▶ Directions for this task
Report every line in the listing below where the string "Развитие" shows up.

───── Task input

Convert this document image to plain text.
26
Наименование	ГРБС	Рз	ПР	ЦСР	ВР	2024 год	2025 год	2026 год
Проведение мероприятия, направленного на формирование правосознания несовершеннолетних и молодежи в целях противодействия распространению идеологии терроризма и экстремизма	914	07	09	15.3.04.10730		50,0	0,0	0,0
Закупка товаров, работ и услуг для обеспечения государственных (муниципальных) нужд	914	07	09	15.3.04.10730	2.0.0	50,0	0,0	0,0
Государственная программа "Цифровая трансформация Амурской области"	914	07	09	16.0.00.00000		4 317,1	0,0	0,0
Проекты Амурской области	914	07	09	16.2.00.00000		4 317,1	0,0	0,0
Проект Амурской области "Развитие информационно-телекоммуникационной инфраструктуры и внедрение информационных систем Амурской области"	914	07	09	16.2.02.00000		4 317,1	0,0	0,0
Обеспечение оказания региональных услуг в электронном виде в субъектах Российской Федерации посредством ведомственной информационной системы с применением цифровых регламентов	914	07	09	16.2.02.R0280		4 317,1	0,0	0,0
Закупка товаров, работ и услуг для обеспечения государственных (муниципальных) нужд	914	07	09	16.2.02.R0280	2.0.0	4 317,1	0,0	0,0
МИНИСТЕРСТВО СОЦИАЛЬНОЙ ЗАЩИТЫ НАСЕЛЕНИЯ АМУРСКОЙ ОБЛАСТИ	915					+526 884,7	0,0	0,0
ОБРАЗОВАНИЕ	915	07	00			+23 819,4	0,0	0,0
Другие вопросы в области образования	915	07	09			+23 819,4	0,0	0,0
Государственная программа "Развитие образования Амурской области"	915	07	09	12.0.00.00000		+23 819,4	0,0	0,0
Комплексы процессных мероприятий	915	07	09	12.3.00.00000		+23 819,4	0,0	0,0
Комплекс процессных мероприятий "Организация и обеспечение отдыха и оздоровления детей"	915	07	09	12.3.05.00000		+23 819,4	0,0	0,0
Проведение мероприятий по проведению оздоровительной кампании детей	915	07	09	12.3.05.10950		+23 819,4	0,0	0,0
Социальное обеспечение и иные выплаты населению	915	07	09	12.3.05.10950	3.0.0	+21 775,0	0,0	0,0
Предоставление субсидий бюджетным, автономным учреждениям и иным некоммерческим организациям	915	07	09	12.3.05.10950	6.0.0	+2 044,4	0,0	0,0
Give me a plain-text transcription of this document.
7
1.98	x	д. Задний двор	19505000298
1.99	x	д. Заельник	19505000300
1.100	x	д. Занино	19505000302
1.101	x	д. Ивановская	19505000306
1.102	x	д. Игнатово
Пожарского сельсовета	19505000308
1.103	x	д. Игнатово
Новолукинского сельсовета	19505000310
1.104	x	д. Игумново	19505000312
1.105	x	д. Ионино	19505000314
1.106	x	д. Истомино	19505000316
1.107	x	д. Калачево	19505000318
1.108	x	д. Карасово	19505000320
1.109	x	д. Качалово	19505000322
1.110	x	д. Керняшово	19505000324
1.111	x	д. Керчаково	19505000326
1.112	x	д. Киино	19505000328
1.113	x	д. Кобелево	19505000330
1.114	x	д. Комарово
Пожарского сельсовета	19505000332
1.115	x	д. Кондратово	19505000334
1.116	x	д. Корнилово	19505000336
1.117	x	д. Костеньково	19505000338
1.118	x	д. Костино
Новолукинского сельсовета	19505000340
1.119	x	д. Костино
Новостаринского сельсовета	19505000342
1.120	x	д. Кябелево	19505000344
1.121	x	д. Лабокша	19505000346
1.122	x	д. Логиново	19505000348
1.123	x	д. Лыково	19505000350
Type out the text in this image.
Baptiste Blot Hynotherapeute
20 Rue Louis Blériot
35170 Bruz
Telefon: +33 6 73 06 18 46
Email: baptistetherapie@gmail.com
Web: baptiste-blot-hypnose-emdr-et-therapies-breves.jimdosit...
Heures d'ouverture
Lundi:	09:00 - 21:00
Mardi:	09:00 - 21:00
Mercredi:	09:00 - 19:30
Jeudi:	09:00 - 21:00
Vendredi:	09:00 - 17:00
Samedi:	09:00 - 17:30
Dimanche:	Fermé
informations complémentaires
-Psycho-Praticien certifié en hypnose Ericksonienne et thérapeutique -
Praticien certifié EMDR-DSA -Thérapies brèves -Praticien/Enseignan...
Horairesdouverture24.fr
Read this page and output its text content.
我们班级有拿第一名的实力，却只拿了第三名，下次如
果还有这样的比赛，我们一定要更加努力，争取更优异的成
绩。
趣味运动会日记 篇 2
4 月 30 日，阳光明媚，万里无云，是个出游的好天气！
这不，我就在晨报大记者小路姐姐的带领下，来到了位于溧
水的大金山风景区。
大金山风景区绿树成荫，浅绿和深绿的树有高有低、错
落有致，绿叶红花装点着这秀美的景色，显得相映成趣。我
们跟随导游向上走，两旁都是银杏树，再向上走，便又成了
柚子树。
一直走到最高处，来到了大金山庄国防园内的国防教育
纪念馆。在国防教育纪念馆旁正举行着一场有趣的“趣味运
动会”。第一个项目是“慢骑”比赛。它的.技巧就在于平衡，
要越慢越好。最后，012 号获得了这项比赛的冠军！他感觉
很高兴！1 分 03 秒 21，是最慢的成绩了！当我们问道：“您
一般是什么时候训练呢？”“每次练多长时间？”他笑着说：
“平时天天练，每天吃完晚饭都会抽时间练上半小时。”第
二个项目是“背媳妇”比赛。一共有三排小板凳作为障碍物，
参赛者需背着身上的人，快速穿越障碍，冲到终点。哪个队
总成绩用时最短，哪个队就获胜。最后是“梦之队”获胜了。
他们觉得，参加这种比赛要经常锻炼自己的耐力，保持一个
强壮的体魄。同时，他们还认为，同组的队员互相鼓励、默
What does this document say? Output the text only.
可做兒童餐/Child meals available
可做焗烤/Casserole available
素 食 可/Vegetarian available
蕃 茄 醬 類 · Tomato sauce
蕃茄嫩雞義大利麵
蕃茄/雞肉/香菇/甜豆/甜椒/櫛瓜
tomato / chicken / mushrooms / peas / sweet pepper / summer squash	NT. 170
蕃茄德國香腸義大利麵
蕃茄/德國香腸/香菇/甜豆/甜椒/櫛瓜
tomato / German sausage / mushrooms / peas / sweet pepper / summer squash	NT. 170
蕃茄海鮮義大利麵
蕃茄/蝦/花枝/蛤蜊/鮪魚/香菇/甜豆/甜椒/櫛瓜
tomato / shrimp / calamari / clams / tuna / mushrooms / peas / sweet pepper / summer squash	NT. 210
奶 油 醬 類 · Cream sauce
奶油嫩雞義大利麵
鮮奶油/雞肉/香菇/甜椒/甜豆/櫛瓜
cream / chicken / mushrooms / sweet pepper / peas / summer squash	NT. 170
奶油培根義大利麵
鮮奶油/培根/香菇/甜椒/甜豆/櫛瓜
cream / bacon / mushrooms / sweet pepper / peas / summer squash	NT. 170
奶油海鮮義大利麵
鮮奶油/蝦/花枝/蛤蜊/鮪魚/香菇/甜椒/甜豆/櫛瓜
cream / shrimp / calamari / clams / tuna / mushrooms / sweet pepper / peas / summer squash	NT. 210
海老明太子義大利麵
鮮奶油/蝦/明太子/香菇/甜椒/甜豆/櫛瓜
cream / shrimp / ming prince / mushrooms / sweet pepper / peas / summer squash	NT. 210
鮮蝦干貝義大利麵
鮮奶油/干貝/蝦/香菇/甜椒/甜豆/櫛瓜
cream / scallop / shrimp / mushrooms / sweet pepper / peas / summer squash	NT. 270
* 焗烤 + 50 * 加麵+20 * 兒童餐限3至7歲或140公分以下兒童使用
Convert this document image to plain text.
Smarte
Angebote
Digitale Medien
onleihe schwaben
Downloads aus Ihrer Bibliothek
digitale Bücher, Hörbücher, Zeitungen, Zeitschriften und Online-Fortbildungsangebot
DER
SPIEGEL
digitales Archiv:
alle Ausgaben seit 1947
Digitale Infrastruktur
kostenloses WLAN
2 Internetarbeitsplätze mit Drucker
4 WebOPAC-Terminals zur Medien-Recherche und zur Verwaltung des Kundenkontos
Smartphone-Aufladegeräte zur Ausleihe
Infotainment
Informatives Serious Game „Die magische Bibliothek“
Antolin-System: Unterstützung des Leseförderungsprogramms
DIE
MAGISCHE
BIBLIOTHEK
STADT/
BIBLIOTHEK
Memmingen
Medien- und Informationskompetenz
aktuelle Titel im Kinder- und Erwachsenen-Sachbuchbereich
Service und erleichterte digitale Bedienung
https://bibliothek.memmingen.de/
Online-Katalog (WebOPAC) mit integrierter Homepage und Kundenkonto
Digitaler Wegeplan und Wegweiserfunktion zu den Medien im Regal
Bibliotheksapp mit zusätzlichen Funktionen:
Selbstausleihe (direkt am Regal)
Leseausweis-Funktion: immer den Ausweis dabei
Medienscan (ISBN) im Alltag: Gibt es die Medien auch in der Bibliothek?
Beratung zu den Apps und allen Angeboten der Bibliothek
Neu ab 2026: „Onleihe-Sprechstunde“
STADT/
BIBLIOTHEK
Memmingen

──────────

▶ Correct result
Проект Амурской области "Развитие информационно-телекоммуникационной инфраструктуры и внедрение информационных систем Амурской области"	914	07	09	16.2.02.00000		4 317,1	0,0	0,0
Государственная программа "Развитие образования Амурской области"	915	07	09	12.0.00.00000		+23 819,4	0,0	0,0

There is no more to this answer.